┌─ GIVEN DATA

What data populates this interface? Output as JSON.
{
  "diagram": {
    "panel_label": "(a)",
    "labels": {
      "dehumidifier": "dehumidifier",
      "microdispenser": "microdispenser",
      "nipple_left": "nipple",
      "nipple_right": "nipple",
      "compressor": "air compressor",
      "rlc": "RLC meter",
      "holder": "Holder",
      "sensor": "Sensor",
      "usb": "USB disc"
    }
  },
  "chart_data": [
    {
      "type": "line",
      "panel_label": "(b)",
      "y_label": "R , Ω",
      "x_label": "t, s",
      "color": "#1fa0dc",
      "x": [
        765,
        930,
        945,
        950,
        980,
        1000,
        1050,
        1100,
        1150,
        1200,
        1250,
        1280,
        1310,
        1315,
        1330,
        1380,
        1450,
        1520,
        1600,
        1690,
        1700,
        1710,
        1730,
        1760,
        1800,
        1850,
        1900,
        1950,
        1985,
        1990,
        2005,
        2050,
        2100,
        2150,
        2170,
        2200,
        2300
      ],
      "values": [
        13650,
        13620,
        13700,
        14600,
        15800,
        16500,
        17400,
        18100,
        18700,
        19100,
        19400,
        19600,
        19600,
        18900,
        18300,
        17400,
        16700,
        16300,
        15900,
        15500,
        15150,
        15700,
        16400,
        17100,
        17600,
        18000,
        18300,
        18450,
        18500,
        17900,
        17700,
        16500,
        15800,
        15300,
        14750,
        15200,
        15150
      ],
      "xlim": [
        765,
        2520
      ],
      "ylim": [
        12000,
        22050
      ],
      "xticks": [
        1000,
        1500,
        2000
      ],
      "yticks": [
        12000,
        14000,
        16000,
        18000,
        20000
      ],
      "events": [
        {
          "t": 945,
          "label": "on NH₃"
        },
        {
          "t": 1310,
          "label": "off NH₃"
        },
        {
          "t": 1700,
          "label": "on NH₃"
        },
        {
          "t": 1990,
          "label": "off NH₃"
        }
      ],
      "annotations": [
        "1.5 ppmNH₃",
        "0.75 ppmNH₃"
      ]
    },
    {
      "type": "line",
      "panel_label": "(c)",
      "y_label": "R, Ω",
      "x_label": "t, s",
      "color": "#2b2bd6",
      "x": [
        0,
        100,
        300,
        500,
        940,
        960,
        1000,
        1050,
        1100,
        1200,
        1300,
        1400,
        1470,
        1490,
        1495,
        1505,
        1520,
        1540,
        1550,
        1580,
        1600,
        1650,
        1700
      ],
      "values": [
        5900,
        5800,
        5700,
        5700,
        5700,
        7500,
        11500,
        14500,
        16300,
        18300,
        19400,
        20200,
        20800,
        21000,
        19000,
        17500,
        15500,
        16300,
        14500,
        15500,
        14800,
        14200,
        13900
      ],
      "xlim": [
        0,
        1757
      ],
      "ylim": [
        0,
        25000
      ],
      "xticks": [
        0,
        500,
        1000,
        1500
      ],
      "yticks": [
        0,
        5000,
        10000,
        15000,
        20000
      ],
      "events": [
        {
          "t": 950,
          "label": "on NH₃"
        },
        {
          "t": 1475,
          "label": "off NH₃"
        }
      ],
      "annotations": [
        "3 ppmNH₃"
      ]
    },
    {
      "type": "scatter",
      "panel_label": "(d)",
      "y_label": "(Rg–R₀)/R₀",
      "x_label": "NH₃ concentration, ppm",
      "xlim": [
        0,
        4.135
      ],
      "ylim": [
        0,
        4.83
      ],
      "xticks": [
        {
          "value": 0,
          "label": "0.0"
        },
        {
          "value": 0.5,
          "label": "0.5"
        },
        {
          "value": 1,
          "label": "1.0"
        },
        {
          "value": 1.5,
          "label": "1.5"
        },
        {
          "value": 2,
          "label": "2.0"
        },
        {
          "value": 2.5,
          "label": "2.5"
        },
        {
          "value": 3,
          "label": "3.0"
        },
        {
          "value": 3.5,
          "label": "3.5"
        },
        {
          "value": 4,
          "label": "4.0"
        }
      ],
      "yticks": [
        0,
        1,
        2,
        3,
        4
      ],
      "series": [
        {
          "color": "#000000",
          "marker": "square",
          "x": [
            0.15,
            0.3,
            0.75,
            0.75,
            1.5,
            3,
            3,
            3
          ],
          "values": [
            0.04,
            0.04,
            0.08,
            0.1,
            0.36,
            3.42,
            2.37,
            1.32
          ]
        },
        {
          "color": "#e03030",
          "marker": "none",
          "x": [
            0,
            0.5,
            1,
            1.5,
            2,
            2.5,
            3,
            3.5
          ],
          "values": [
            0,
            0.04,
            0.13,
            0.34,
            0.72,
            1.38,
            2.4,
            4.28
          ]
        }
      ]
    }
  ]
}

└─

EXERCISE INSTRUCTIONS
The records above should be restated word for word, please.

CORRECT OUTPUT
What data populates this interface? Output as JSON.
{
  "diagram": {
    "panel_label": "(a)",
    "labels": {
      "dehumidifier": "dehumidifier",
      "microdispenser": "microdispenser",
      "nipple_left": "nipple",
      "nipple_right": "nipple",
      "compressor": "air compressor",
      "rlc": "RLC meter",
      "holder": "Holder",
      "sensor": "Sensor",
      "usb": "USB disc"
    }
  },
  "chart_data": [
    {
      "type": "line",
      "panel_label": "(b)",
      "y_label": "R , Ω",
      "x_label": "t, s",
      "color": "#1fa0dc",
      "x": [
        765,
        930,
        945,
        950,
        980,
        1000,
        1050,
        1100,
        1150,
        1200,
        1250,
        1280,
        1310,
        1315,
        1330,
        1380,
        1450,
        1520,
        1600,
        1690,
        1700,
        1710,
        1730,
        1760,
        1800,
        1850,
        1900,
        1950,
        1985,
        1990,
        2005,
        2050,
        2100,
        2150,
        2170,
        2200,
        2300
      ],
      "values": [
        13650,
        13620,
        13700,
        14600,
        15800,
        16500,
        17400,
        18100,
        18700,
        19100,
        19400,
        19600,
        19600,
        18900,
        18300,
        17400,
        16700,
        16300,
        15900,
        15500,
        15150,
        15700,
        16400,
        17100,
        17600,
        18000,
        18300,
        18450,
        18500,
        17900,
        17700,
        16500,
        15800,
        15300,
        14750,
        15200,
        15150
      ],
      "xlim": [
        765,
        2520
      ],
      "ylim": [
        12000,
        22050
      ],
      "xticks": [
        1000,
        1500,
        2000
      ],
      "yticks": [
        12000,
        14000,
        16000,
        18000,
        20000
      ],
      "events": [
        {
          "t": 945,
          "label": "on NH₃"
        },
        {
          "t": 1310,
          "label": "off NH₃"
        },
        {
          "t": 1700,
          "label": "on NH₃"
        },
        {
          "t": 1990,
          "label": "off NH₃"
        }
      ],
      "annotations": [
        "1.5 ppmNH₃",
        "0.75 ppmNH₃"
      ]
    },
    {
      "type": "line",
      "panel_label": "(c)",
      "y_label": "R, Ω",
      "x_label": "t, s",
      "color": "#2b2bd6",
      "x": [
        0,
        100,
        300,
        500,
        940,
        960,
        1000,
        1050,
        1100,
        1200,
        1300,
        1400,
        1470,
        1490,
        1495,
        1505,
        1520,
        1540,
        1550,
        1580,
        1600,
        1650,
        1700
      ],
      "values": [
        5900,
        5800,
        5700,
        5700,
        5700,
        7500,
        11500,
        14500,
        16300,
        18300,
        19400,
        20200,
        20800,
        21000,
        19000,
        17500,
        15500,
        16300,
        14500,
        15500,
        14800,
        14200,
        13900
      ],
      "xlim": [
        0,
        1757
      ],
      "ylim": [
        0,
        25000
      ],
      "xticks": [
        0,
        500,
        1000,
        1500
      ],
      "yticks": [
        0,
        5000,
        10000,
        15000,
        20000
      ],
      "events": [
        {
          "t": 950,
          "label": "on NH₃"
        },
        {
          "t": 1475,
          "label": "off NH₃"
        }
      ],
      "annotations": [
        "3 ppmNH₃"
      ]
    },
    {
      "type": "scatter",
      "panel_label": "(d)",
      "y_label": "(Rg–R₀)/R₀",
      "x_label": "NH₃ concentration, ppm",
      "xlim": [
        0,
        4.135
      ],
      "ylim": [
        0,
        4.83
      ],
      "xticks": [
        {
          "value": 0,
          "label": "0.0"
        },
        {
          "value": 0.5,
          "label": "0.5"
        },
        {
          "value": 1,
          "label": "1.0"
        },
        {
          "value": 1.5,
          "label": "1.5"
        },
        {
          "value": 2,
          "label": "2.0"
        },
        {
          "value": 2.5,
          "label": "2.5"
        },
        {
          "value": 3,
          "label": "3.0"
        },
        {
          "value": 3.5,
          "label": "3.5"
        },
        {
          "value": 4,
          "label": "4.0"
        }
      ],
      "yticks": [
        0,
        1,
        2,
        3,
        4
      ],
      "series": [
        {
          "color": "#000000",
          "marker": "square",
          "x": [
            0.15,
            0.3,
            0.75,
            0.75,
            1.5,
            3,
            3,
            3
          ],
          "values": [
            0.04,
            0.04,
            0.08,
            0.1,
            0.36,
            3.42,
            2.37,
            1.32
          ]
        },
        {
          "color": "#e03030",
          "marker": "none",
          "x": [
            0,
            0.5,
            1,
            1.5,
            2,
            2.5,
            3,
            3.5
          ],
          "values": [
            0,
            0.04,
            0.13,
            0.34,
            0.72,
            1.38,
            2.4,
            4.28
          ]
        }
      ]
    }
  ]
}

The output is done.